(Recorded data)
** Begin **
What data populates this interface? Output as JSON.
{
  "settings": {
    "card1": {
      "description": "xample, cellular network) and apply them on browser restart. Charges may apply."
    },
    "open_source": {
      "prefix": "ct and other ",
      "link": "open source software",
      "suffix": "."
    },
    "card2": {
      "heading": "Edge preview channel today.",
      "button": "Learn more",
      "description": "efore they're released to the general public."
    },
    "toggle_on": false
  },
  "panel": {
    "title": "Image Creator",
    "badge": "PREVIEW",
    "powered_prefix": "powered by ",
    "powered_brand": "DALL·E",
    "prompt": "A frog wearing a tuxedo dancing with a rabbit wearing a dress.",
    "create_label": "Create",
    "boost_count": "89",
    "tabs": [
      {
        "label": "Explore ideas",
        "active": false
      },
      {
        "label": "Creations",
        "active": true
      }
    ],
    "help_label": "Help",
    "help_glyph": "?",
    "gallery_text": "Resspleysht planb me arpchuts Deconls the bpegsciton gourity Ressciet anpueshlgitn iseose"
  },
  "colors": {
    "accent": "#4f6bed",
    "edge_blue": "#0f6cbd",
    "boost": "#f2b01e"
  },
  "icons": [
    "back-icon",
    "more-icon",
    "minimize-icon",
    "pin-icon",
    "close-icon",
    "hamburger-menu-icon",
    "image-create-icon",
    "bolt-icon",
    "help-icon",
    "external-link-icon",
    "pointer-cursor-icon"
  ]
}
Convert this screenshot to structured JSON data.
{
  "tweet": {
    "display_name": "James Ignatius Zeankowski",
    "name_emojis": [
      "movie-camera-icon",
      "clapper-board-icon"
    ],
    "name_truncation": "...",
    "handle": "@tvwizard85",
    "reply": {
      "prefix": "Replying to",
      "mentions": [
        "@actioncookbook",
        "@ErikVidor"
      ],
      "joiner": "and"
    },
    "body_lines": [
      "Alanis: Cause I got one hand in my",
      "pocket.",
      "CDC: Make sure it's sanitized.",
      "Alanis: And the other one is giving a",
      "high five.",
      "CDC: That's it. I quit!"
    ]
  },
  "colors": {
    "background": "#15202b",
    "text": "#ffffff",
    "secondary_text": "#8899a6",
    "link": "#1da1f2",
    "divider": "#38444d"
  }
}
** End **
## EXERCISE
Check each line of the listing above for the string "this", then report only how many lines have it.

## FINAL ANSWER
2